• **OBJETIVO**: Transcribe sin cambios la parte del fragmento sobre Shakespeare que comienza en las palabras "Pero tal vez" y termina tras "alaban a Shakespeare.".

• **FRAGMENTO DEL DOCUMENTO**:

....

Pero esto no ocurre con Shakespeare. La exageración salta a la vista desde sus primeras palabras: exageración en los acontecimientos, exageración en las emociones, exageración en la expresión. Es inmediatamente manifiesto que no cree en aquello de lo que está hablando, que no le es necesario decirlo; que los acontecimientos que describe son producto de su imaginación; que no le importan sus caracteres y que los ha diseñado solamente para el escenario, y que por tanto les obliga a hacer y a decir lo que piensa que podrá impresionar al público; y por ello nosotros no creemos ni en los acontecimientos ni en las acciones ni en los sufrimientos de sus caracteres.

Nada muestra más palmariamente la ausencia completa de sentido estético en Shakespeare como la comparación entre él y Homero. Las obras que atribuimos a Homero son obras de arte, poéticas, originales, enteramente vividas por su autor o autores. Pero las obras de Shakespeare son composiciones construidas para un propósito particular, y en absoluto tienen algo en común con el arte o con la poesía.

VI

Pero tal vez la elevación de la concepción de la vida en Shakespeare sea tal que, incluso sin llegar a satisfacer los requisitos de la estética, nos revela una visión de la vida tan novedosa e importante, que a la vista de ese valor todos sus defectos artísticos pasan inadvertidos. Esto es ciertamente lo que dicen algunos de entre los que alaban a Shakespeare.

....

• **ENTRADAS**:
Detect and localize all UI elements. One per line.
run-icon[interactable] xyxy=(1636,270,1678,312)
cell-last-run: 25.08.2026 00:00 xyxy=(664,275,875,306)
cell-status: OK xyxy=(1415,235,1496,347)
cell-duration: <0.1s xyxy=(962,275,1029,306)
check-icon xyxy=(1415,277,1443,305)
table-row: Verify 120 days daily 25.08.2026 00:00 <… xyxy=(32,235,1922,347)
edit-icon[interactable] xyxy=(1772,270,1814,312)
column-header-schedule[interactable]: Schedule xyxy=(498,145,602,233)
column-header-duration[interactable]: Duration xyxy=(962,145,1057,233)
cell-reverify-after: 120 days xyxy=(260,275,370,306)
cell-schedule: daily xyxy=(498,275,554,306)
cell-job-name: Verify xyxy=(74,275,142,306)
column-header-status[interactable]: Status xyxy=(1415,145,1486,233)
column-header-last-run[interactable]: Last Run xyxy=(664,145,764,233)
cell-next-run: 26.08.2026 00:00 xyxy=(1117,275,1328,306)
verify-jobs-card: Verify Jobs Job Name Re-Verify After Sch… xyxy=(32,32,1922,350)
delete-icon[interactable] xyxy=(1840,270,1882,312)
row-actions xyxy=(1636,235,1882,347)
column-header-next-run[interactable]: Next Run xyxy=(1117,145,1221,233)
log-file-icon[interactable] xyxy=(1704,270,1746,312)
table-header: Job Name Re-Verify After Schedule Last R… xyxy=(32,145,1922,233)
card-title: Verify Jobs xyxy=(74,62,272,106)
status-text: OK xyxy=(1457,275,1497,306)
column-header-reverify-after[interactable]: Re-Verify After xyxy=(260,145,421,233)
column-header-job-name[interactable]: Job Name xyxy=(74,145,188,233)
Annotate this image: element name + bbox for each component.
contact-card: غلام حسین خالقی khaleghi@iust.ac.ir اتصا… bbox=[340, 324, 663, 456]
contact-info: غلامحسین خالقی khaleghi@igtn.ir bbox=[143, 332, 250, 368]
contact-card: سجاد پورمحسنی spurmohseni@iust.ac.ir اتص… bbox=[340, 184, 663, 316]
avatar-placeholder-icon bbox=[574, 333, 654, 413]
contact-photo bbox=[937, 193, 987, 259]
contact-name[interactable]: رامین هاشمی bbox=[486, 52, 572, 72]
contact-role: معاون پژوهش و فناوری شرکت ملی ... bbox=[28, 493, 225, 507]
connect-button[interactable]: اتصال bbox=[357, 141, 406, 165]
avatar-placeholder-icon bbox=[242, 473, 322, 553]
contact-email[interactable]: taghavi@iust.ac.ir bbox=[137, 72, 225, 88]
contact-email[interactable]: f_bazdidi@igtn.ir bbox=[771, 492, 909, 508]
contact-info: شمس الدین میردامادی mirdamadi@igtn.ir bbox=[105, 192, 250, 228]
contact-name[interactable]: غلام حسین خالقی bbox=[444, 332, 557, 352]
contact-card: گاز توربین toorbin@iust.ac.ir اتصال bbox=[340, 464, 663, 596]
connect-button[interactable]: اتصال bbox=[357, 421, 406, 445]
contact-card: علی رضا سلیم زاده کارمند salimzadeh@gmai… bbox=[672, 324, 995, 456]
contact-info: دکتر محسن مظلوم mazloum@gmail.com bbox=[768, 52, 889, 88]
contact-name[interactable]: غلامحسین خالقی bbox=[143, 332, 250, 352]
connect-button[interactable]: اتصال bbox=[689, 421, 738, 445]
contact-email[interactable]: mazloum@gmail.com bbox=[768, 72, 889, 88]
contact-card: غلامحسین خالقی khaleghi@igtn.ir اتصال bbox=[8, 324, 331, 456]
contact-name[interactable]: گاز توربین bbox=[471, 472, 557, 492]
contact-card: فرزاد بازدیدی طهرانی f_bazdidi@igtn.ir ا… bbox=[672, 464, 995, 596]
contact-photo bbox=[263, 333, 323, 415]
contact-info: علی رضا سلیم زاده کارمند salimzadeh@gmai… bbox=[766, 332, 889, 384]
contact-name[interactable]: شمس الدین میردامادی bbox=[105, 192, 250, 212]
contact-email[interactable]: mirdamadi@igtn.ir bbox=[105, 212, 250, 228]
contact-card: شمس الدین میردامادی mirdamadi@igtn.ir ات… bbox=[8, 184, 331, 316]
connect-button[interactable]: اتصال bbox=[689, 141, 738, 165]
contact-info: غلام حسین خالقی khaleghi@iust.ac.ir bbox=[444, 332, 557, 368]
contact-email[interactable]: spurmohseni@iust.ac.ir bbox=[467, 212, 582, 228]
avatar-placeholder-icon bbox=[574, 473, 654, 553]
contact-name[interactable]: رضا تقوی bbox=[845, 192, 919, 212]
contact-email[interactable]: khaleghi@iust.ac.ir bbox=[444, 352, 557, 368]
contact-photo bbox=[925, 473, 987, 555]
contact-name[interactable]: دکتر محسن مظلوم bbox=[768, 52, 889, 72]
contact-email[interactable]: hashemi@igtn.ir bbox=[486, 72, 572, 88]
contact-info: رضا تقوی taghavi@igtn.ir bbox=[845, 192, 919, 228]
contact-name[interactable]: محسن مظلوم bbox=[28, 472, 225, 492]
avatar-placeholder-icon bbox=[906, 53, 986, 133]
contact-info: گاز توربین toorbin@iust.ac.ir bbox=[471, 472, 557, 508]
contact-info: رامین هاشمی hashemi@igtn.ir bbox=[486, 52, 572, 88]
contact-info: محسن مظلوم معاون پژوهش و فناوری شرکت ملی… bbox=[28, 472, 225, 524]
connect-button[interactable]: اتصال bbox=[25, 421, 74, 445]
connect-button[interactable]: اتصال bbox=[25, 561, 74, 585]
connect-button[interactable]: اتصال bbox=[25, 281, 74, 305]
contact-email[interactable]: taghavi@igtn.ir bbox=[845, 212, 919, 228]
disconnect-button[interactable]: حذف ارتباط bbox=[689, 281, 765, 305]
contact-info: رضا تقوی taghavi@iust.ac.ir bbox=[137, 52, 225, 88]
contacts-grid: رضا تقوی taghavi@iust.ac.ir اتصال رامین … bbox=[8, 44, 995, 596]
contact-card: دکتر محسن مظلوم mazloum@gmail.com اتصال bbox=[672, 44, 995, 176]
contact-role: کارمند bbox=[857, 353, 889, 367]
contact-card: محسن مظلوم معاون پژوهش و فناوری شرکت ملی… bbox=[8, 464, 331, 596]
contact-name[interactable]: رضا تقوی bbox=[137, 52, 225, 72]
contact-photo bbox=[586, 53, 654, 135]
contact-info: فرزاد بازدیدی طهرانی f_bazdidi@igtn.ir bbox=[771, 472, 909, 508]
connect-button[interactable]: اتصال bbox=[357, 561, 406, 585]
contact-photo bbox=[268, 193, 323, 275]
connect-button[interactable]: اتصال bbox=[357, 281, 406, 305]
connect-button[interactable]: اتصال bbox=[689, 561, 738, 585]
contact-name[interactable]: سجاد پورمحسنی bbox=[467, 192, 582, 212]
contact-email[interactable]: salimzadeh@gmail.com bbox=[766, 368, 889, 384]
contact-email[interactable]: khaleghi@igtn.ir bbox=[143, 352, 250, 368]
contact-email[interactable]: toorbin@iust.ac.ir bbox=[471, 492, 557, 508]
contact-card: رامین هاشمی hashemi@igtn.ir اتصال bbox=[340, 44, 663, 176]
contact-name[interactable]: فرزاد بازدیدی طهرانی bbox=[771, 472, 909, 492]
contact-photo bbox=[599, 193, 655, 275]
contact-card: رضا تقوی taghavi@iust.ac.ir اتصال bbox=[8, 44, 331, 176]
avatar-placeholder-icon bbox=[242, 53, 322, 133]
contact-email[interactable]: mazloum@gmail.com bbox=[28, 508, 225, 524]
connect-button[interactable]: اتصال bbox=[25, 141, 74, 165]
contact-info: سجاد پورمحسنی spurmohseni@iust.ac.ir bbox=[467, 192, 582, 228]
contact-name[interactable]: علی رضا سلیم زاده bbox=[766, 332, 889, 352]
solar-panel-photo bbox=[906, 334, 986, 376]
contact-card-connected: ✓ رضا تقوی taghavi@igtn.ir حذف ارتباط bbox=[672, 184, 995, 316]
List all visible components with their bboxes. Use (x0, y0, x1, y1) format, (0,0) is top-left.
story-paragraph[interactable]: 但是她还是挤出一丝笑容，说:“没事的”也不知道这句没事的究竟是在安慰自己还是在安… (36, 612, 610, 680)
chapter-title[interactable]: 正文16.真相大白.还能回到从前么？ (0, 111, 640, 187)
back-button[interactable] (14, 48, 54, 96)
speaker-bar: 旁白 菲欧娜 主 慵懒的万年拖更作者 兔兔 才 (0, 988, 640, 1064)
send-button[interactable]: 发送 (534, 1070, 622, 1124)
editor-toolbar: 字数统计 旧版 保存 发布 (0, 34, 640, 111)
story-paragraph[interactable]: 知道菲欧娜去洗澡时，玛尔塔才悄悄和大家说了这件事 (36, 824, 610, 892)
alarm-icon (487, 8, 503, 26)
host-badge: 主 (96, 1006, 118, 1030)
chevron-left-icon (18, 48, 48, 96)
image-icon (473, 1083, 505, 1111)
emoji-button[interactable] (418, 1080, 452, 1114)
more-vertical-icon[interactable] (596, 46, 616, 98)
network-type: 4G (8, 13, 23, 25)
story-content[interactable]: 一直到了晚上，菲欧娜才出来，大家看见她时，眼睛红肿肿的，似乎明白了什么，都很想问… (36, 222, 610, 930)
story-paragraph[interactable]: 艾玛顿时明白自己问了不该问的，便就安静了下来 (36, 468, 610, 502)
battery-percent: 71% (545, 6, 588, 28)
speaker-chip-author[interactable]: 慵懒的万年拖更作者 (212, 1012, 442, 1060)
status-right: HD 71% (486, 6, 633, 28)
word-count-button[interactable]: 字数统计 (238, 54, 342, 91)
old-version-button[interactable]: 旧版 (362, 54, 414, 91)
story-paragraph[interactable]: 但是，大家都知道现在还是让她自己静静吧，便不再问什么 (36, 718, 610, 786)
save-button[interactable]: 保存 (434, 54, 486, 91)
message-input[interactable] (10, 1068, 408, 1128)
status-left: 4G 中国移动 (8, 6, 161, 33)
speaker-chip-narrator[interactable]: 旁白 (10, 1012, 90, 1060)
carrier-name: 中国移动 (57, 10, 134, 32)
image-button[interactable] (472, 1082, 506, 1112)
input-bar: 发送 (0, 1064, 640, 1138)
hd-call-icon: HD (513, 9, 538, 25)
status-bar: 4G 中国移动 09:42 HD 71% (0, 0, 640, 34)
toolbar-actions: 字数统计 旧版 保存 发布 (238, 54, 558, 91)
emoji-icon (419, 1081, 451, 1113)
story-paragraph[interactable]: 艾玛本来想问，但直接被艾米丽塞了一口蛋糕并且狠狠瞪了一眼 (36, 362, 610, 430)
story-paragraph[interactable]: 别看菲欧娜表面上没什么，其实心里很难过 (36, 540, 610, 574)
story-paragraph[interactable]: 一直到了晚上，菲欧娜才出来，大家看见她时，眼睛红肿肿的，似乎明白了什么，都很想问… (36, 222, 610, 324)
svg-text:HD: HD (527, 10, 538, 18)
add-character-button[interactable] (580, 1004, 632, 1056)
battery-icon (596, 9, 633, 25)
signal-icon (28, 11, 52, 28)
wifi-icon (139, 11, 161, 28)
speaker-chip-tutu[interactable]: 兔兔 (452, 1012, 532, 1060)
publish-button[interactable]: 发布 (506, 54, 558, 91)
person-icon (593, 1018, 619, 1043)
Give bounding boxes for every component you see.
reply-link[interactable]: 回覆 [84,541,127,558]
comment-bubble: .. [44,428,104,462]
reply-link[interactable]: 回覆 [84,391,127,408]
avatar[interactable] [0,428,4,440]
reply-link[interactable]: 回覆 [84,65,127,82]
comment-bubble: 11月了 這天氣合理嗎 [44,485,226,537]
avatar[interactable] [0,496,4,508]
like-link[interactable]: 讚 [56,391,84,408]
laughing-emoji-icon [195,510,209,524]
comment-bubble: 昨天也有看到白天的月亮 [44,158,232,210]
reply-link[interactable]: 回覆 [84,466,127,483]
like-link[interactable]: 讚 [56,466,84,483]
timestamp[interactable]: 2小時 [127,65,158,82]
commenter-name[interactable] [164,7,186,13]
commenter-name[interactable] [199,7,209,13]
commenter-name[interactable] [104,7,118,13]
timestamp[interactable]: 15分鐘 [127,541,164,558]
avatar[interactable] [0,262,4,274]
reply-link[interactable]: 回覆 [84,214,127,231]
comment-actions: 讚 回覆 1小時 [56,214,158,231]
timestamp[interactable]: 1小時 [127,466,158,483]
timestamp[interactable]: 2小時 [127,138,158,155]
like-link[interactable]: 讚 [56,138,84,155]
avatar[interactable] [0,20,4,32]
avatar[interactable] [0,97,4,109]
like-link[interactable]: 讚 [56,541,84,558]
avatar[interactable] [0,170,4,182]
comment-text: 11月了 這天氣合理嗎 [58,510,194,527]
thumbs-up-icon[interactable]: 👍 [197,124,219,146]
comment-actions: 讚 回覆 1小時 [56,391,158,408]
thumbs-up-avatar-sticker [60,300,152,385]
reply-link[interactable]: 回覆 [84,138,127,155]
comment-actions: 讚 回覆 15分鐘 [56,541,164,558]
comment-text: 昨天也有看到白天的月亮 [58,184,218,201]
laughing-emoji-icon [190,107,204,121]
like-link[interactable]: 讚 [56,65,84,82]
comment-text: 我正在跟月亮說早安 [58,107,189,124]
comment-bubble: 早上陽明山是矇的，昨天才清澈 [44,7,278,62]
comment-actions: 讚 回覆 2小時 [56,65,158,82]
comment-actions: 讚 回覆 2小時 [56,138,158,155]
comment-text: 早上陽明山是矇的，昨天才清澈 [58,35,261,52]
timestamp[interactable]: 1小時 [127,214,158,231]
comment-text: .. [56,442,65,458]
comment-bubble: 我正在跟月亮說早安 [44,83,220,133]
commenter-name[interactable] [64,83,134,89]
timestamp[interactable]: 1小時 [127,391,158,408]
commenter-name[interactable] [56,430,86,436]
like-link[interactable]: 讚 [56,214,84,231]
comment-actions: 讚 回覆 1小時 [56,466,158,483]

....

• **RESPUESTA COMPLETA**:
Pero tal vez la elevación de la concepción de la vida en Shakespeare sea tal que, incluso sin llegar a satisfacer los requisitos de la estética, nos revela una visión de la vida tan novedosa e importante, que a la vista de ese valor todos sus defectos artísticos pasan inadvertidos. Esto es ciertamente lo que dicen algunos de entre los que alaban a Shakespeare.